::: DATA RECORDS

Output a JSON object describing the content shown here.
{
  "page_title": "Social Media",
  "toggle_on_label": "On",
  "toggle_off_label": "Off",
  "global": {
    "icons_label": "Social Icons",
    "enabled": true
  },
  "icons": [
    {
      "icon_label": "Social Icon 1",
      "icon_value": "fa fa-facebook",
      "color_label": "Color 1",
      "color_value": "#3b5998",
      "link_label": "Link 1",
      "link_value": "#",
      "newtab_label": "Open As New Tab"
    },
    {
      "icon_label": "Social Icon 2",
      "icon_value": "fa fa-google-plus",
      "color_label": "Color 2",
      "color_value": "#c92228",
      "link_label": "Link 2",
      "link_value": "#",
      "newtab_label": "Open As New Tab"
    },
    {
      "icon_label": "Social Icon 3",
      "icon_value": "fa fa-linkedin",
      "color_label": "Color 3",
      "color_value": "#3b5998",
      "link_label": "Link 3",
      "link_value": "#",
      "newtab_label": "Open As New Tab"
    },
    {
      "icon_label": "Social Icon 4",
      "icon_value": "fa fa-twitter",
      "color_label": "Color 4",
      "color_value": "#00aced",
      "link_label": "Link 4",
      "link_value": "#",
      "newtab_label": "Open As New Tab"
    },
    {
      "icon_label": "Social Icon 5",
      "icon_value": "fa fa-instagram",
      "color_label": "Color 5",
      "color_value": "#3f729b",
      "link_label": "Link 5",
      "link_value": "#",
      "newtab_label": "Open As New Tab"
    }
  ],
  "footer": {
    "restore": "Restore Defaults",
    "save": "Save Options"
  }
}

::::::

GIVEN PROBLEM
Transcribe all lines as written.

FINAL RESULT
Output a JSON object describing the content shown here.
{
  "page_title": "Social Media",
  "toggle_on_label": "On",
  "toggle_off_label": "Off",
  "global": {
    "icons_label": "Social Icons",
    "enabled": true
  },
  "icons": [
    {
      "icon_label": "Social Icon 1",
      "icon_value": "fa fa-facebook",
      "color_label": "Color 1",
      "color_value": "#3b5998",
      "link_label": "Link 1",
      "link_value": "#",
      "newtab_label": "Open As New Tab"
    },
    {
      "icon_label": "Social Icon 2",
      "icon_value": "fa fa-google-plus",
      "color_label": "Color 2",
      "color_value": "#c92228",
      "link_label": "Link 2",
      "link_value": "#",
      "newtab_label": "Open As New Tab"
    },
    {
      "icon_label": "Social Icon 3",
      "icon_value": "fa fa-linkedin",
      "color_label": "Color 3",
      "color_value": "#3b5998",
      "link_label": "Link 3",
      "link_value": "#",
      "newtab_label": "Open As New Tab"
    },
    {
      "icon_label": "Social Icon 4",
      "icon_value": "fa fa-twitter",
      "color_label": "Color 4",
      "color_value": "#00aced",
      "link_label": "Link 4",
      "link_value": "#",
      "newtab_label": "Open As New Tab"
    },
    {
      "icon_label": "Social Icon 5",
      "icon_value": "fa fa-instagram",
      "color_label": "Color 5",
      "color_value": "#3f729b",
      "link_label": "Link 5",
      "link_value": "#",
      "newtab_label": "Open As New Tab"
    }
  ],
  "footer": {
    "restore": "Restore Defaults",
    "save": "Save Options"
  }
}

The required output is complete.